WHAT YOU WILL DO | Please retype the records below exactly, leaving out any pictures.

Source data:
**********
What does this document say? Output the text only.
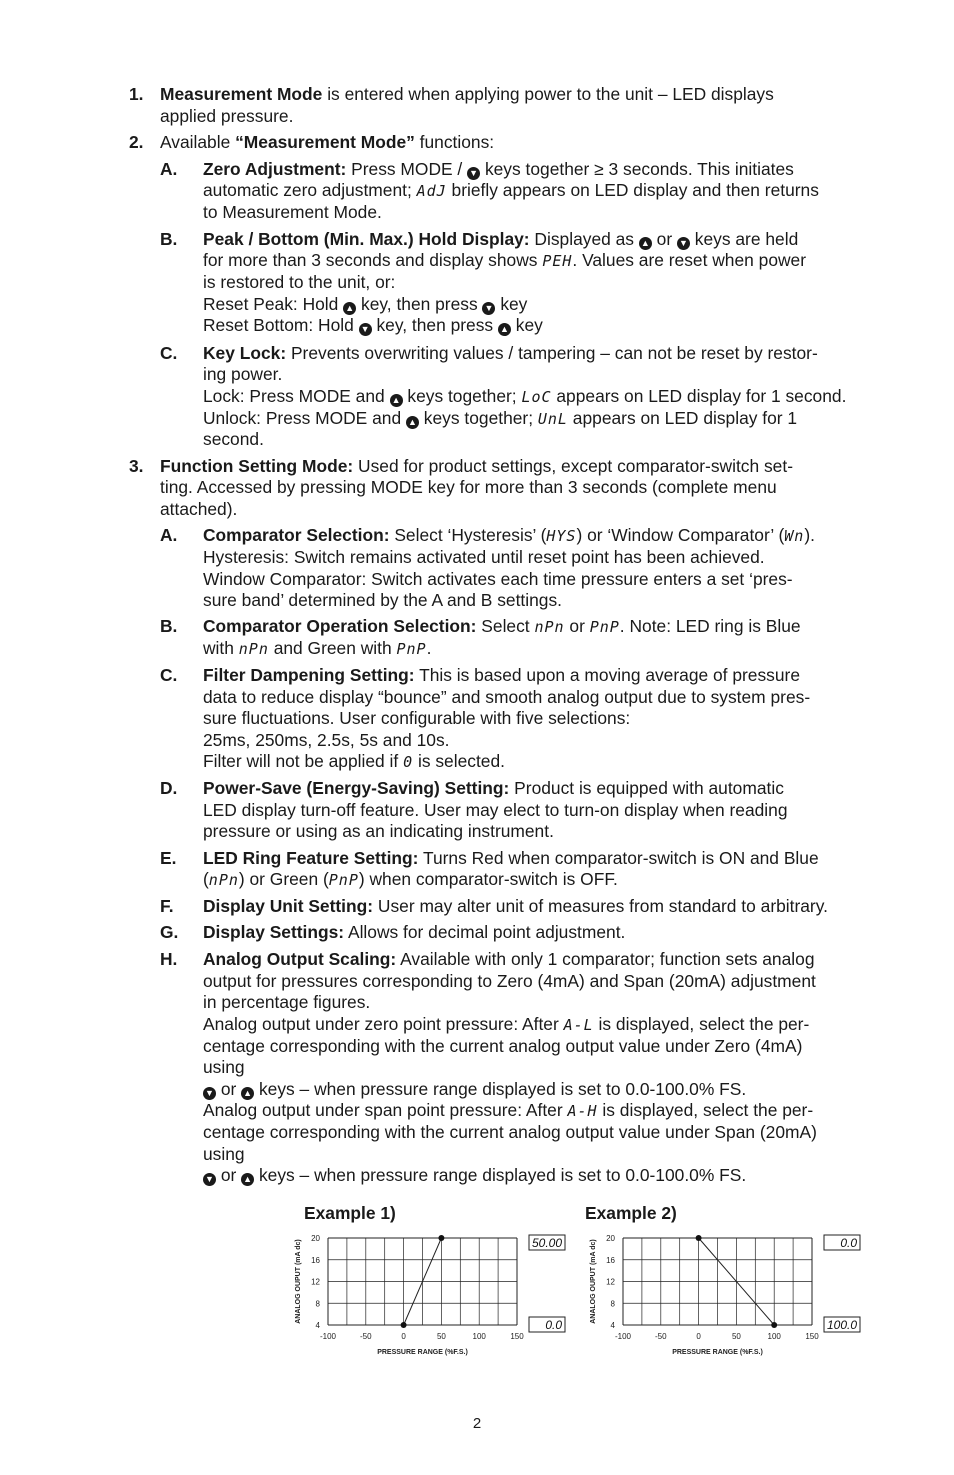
1. Measurement Mode is entered when applying power to the unit – LED displays
applied pressure.
2. Available “Measurement Mode” functions:
A. Zero Adjustment: Press MODE / ▼ keys together ≥ 3 seconds. This initiates
automatic zero adjustment; AdJ briefly appears on LED display and then returns
to Measurement Mode.
B. Peak / Bottom (Min. Max.) Hold Display: Displayed as ▲ or ▼ keys are held
for more than 3 seconds and display shows PEH. Values are reset when power
is restored to the unit, or:
Reset Peak: Hold ▲ key, then press ▼ key
Reset Bottom: Hold ▼ key, then press ▲ key
C. Key Lock: Prevents overwriting values / tampering – can not be reset by restor-
ing power.
Lock: Press MODE and ▲ keys together; LoC appears on LED display for 1 second.
Unlock: Press MODE and ▲ keys together; UnL appears on LED display for 1
second.
3. Function Setting Mode: Used for product settings, except comparator-switch set-
ting. Accessed by pressing MODE key for more than 3 seconds (complete menu
attached).
A. Comparator Selection: Select ‘Hysteresis’ (HYS) or ‘Window Comparator’ (Wn).
Hysteresis: Switch remains activated until reset point has been achieved.
Window Comparator: Switch activates each time pressure enters a set ‘pres-
sure band’ determined by the A and B settings.
B. Comparator Operation Selection: Select nPn or PnP. Note: LED ring is Blue
with nPn and Green with PnP.
C. Filter Dampening Setting: This is based upon a moving average of pressure
data to reduce display “bounce” and smooth analog output due to system pres-
sure fluctuations. User configurable with five selections:
25ms, 250ms, 2.5s, 5s and 10s.
Filter will not be applied if 0 is selected.
D. Power-Save (Energy-Saving) Setting: Product is equipped with automatic
LED display turn-off feature. User may elect to turn-on display when reading
pressure or using as an indicating instrument.
E. LED Ring Feature Setting: Turns Red when comparator-switch is ON and Blue
(nPn) or Green (PnP) when comparator-switch is OFF.
F. Display Unit Setting: User may alter unit of measures from standard to arbitrary.
G. Display Settings: Allows for decimal point adjustment.
H. Analog Output Scaling: Available with only 1 comparator; function sets analog
output for pressures corresponding to Zero (4mA) and Span (20mA) adjustment
in percentage figures.
Analog output under zero point pressure: After A-L is displayed, select the per-
centage corresponding with the current analog output value under Zero (4mA)
using
▼ or ▲ keys – when pressure range displayed is set to 0.0-100.0% FS.
Analog output under span point pressure: After A-H is displayed, select the per-
centage corresponding with the current analog output value under Span (20mA)
using
▼ or ▲ keys – when pressure range displayed is set to 0.0-100.0% FS.
Example 1)	Example 2)
4
8
12
16
20
-100	-50	0	50	100	150
PRESSURE RANGE (%F.S.)
ANALOG OUPUT (mA dc)	50.00
0.0	4
8
12
16
20
-100	-50	0	50	100	150
PRESSURE RANGE (%F.S.)
ANALOG OUPUT (mA dc)	0.0
100.0
2
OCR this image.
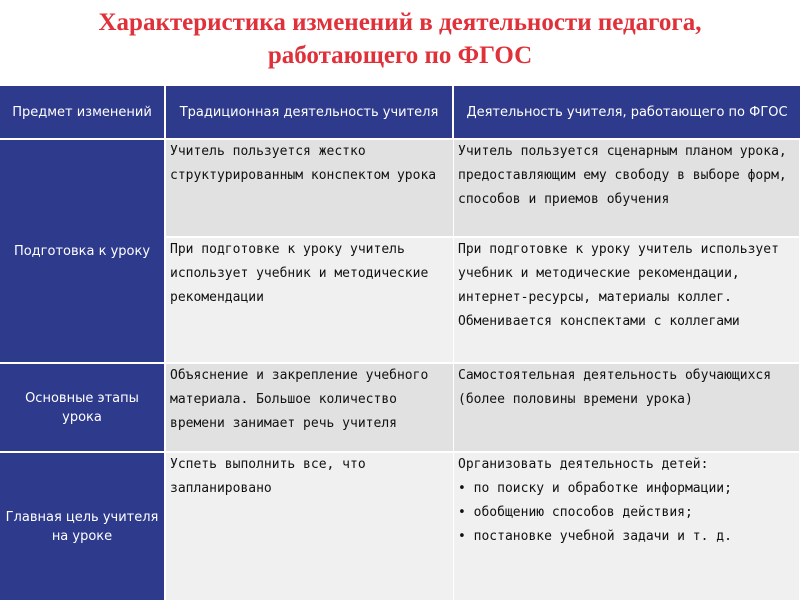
Характеристика изменений в деятельности педагога,
работающего по ФГОС
Предмет изменений	Традиционная деятельность учителя	Деятельность учителя, работающего по ФГОС
Подготовка к уроку
Учитель пользуется жестко структурированным конспектом урока
Учитель пользуется сценарным планом урока, предоставляющим ему свободу в выборе форм, способов и приемов обучения
При подготовке к уроку учитель использует учебник и методические рекомендации
При подготовке к уроку учитель использует учебник и методические рекомендации, интернет-ресурсы, материалы коллег. Обменивается конспектами с коллегами
Основные этапы урока
Объяснение и закрепление учебного материала. Большое количество времени занимает речь учителя
Самостоятельная деятельность обучающихся (более половины времени урока)
Главная цель учителя на уроке
Успеть выполнить все, что запланировано
Организовать деятельность детей:
• по поиску и обработке информации;
• обобщению способов действия;
• постановке учебной задачи и т. д.
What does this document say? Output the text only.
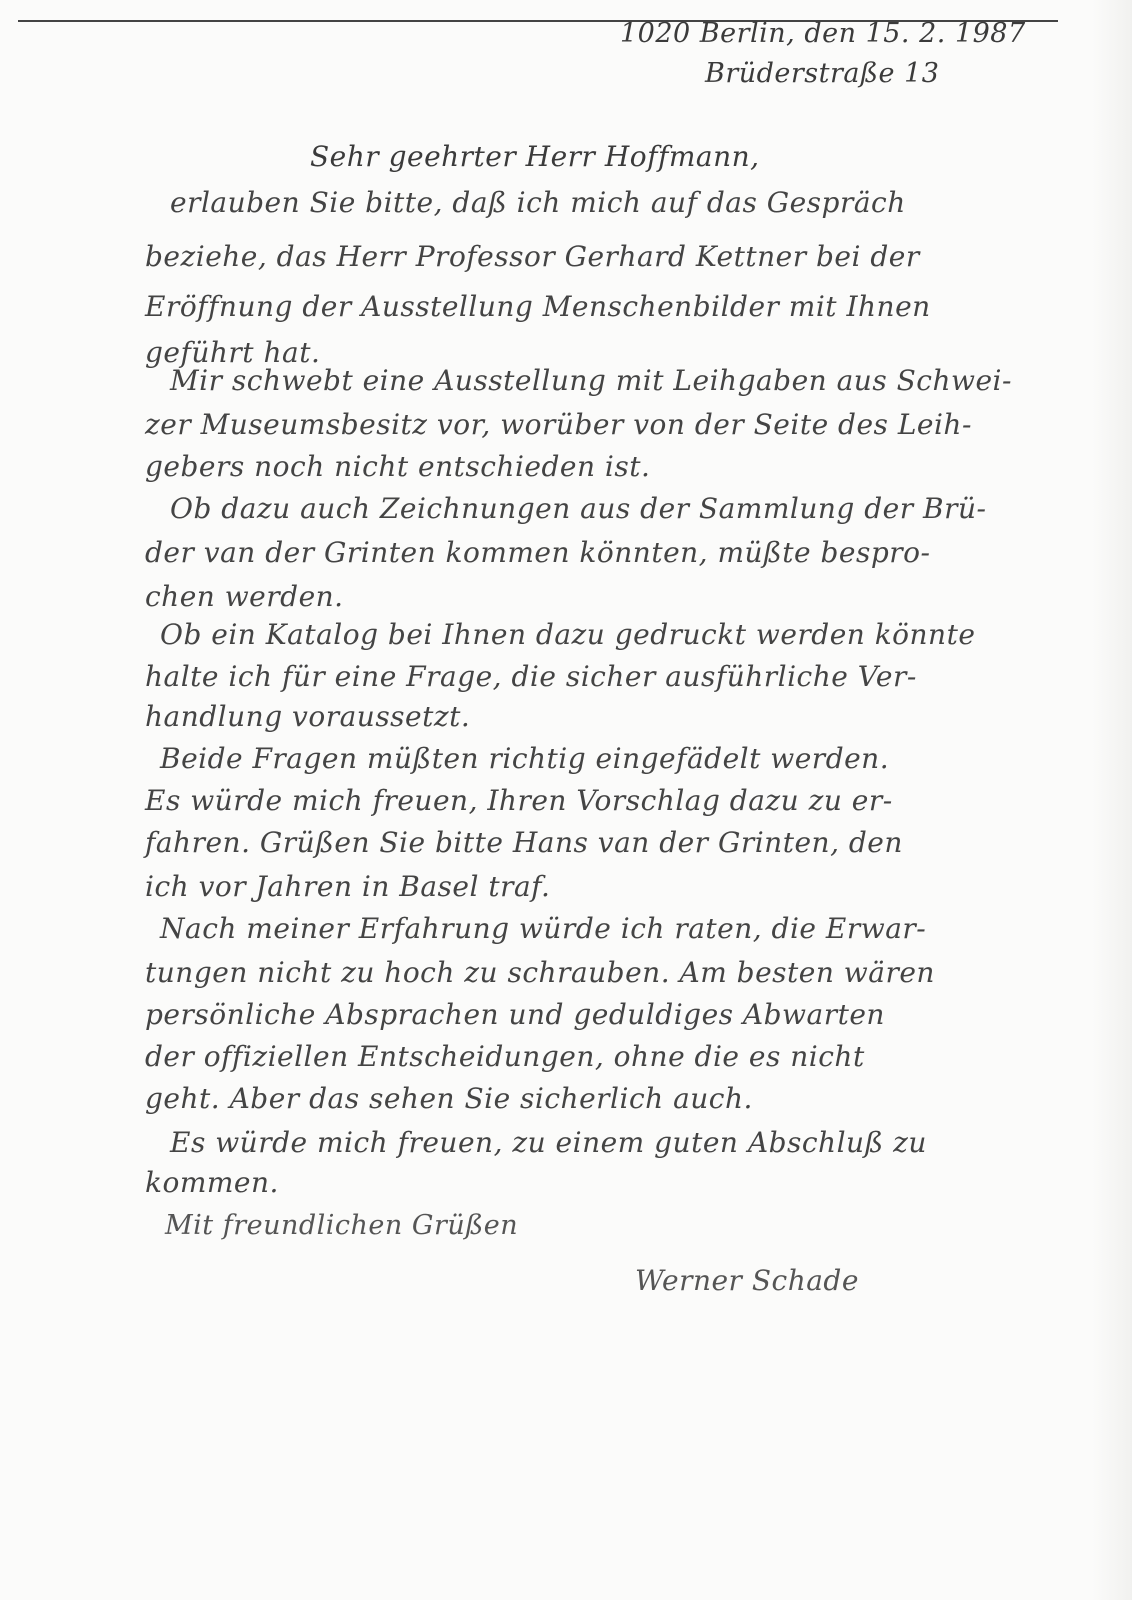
1020 Berlin, den 15. 2. 1987
Brüderstraße 13
Sehr geehrter Herr Hoffmann,
erlauben Sie bitte, daß ich mich auf das Gespräch
beziehe, das Herr Professor Gerhard Kettner bei der
Eröffnung der Ausstellung Menschenbilder mit Ihnen
geführt hat.
Mir schwebt eine Ausstellung mit Leihgaben aus Schwei-
zer Museumsbesitz vor, worüber von der Seite des Leih-
gebers noch nicht entschieden ist.
Ob dazu auch Zeichnungen aus der Sammlung der Brü-
der van der Grinten kommen könnten, müßte bespro-
chen werden.
Ob ein Katalog bei Ihnen dazu gedruckt werden könnte
halte ich für eine Frage, die sicher ausführliche Ver-
handlung voraussetzt.
Beide Fragen müßten richtig eingefädelt werden.
Es würde mich freuen, Ihren Vorschlag dazu zu er-
fahren. Grüßen Sie bitte Hans van der Grinten, den
ich vor Jahren in Basel traf.
Nach meiner Erfahrung würde ich raten, die Erwar-
tungen nicht zu hoch zu schrauben. Am besten wären
persönliche Absprachen und geduldiges Abwarten
der offiziellen Entscheidungen, ohne die es nicht
geht. Aber das sehen Sie sicherlich auch.
Es würde mich freuen, zu einem guten Abschluß zu
kommen.
Mit freundlichen Grüßen
Werner Schade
**********
RESPONSE TO THIS TASK |
What does this document say? Output the text only.
1. Measurement Mode is entered when applying power to the unit – LED displays
applied pressure.
2. Available “Measurement Mode” functions:
A. Zero Adjustment: Press MODE / ▼ keys together ≥ 3 seconds. This initiates
automatic zero adjustment; AdJ briefly appears on LED display and then returns
to Measurement Mode.
B. Peak / Bottom (Min. Max.) Hold Display: Displayed as ▲ or ▼ keys are held
for more than 3 seconds and display shows PEH. Values are reset when power
is restored to the unit, or:
Reset Peak: Hold ▲ key, then press ▼ key
Reset Bottom: Hold ▼ key, then press ▲ key
C. Key Lock: Prevents overwriting values / tampering – can not be reset by restor-
ing power.
Lock: Press MODE and ▲ keys together; LoC appears on LED display for 1 second.
Unlock: Press MODE and ▲ keys together; UnL appears on LED display for 1
second.
3. Function Setting Mode: Used for product settings, except comparator-switch set-
ting. Accessed by pressing MODE key for more than 3 seconds (complete menu
attached).
A. Comparator Selection: Select ‘Hysteresis’ (HYS) or ‘Window Comparator’ (Wn).
Hysteresis: Switch remains activated until reset point has been achieved.
Window Comparator: Switch activates each time pressure enters a set ‘pres-
sure band’ determined by the A and B settings.
B. Comparator Operation Selection: Select nPn or PnP. Note: LED ring is Blue
with nPn and Green with PnP.
C. Filter Dampening Setting: This is based upon a moving average of pressure
data to reduce display “bounce” and smooth analog output due to system pres-
sure fluctuations. User configurable with five selections:
25ms, 250ms, 2.5s, 5s and 10s.
Filter will not be applied if 0 is selected.
D. Power-Save (Energy-Saving) Setting: Product is equipped with automatic
LED display turn-off feature. User may elect to turn-on display when reading
pressure or using as an indicating instrument.
E. LED Ring Feature Setting: Turns Red when comparator-switch is ON and Blue
(nPn) or Green (PnP) when comparator-switch is OFF.
F. Display Unit Setting: User may alter unit of measures from standard to arbitrary.
G. Display Settings: Allows for decimal point adjustment.
H. Analog Output Scaling: Available with only 1 comparator; function sets analog
output for pressures corresponding to Zero (4mA) and Span (20mA) adjustment
in percentage figures.
Analog output under zero point pressure: After A-L is displayed, select the per-
centage corresponding with the current analog output value under Zero (4mA)
using
▼ or ▲ keys – when pressure range displayed is set to 0.0-100.0% FS.
Analog output under span point pressure: After A-H is displayed, select the per-
centage corresponding with the current analog output value under Span (20mA)
using
▼ or ▲ keys – when pressure range displayed is set to 0.0-100.0% FS.
Example 1)	Example 2)
4
8
12
16
20
-100	-50	0	50	100	150
PRESSURE RANGE (%F.S.)
ANALOG OUPUT (mA dc)	50.00
0.0	4
8
12
16
20
-100	-50	0	50	100	150
PRESSURE RANGE (%F.S.)
ANALOG OUPUT (mA dc)	0.0
100.0
2
OCR this image.
Характеристика изменений в деятельности педагога,
работающего по ФГОС
Предмет изменений	Традиционная деятельность учителя	Деятельность учителя, работающего по ФГОС
Подготовка к уроку
Учитель пользуется жестко структурированным конспектом урока
Учитель пользуется сценарным планом урока, предоставляющим ему свободу в выборе форм, способов и приемов обучения
При подготовке к уроку учитель использует учебник и методические рекомендации
При подготовке к уроку учитель использует учебник и методические рекомендации, интернет-ресурсы, материалы коллег. Обменивается конспектами с коллегами
Основные этапы урока
Объяснение и закрепление учебного материала. Большое количество времени занимает речь учителя
Самостоятельная деятельность обучающихся (более половины времени урока)
Главная цель учителя на уроке
Успеть выполнить все, что запланировано
Организовать деятельность детей:
• по поиску и обработке информации;
• обобщению способов действия;
• постановке учебной задачи и т. д.
What does this document say? Output the text only.
1020 Berlin, den 15. 2. 1987
Brüderstraße 13
Sehr geehrter Herr Hoffmann,
erlauben Sie bitte, daß ich mich auf das Gespräch
beziehe, das Herr Professor Gerhard Kettner bei der
Eröffnung der Ausstellung Menschenbilder mit Ihnen
geführt hat.
Mir schwebt eine Ausstellung mit Leihgaben aus Schwei-
zer Museumsbesitz vor, worüber von der Seite des Leih-
gebers noch nicht entschieden ist.
Ob dazu auch Zeichnungen aus der Sammlung der Brü-
der van der Grinten kommen könnten, müßte bespro-
chen werden.
Ob ein Katalog bei Ihnen dazu gedruckt werden könnte
halte ich für eine Frage, die sicher ausführliche Ver-
handlung voraussetzt.
Beide Fragen müßten richtig eingefädelt werden.
Es würde mich freuen, Ihren Vorschlag dazu zu er-
fahren. Grüßen Sie bitte Hans van der Grinten, den
ich vor Jahren in Basel traf.
Nach meiner Erfahrung würde ich raten, die Erwar-
tungen nicht zu hoch zu schrauben. Am besten wären
persönliche Absprachen und geduldiges Abwarten
der offiziellen Entscheidungen, ohne die es nicht
geht. Aber das sehen Sie sicherlich auch.
Es würde mich freuen, zu einem guten Abschluß zu
kommen.
Mit freundlichen Grüßen
Werner Schade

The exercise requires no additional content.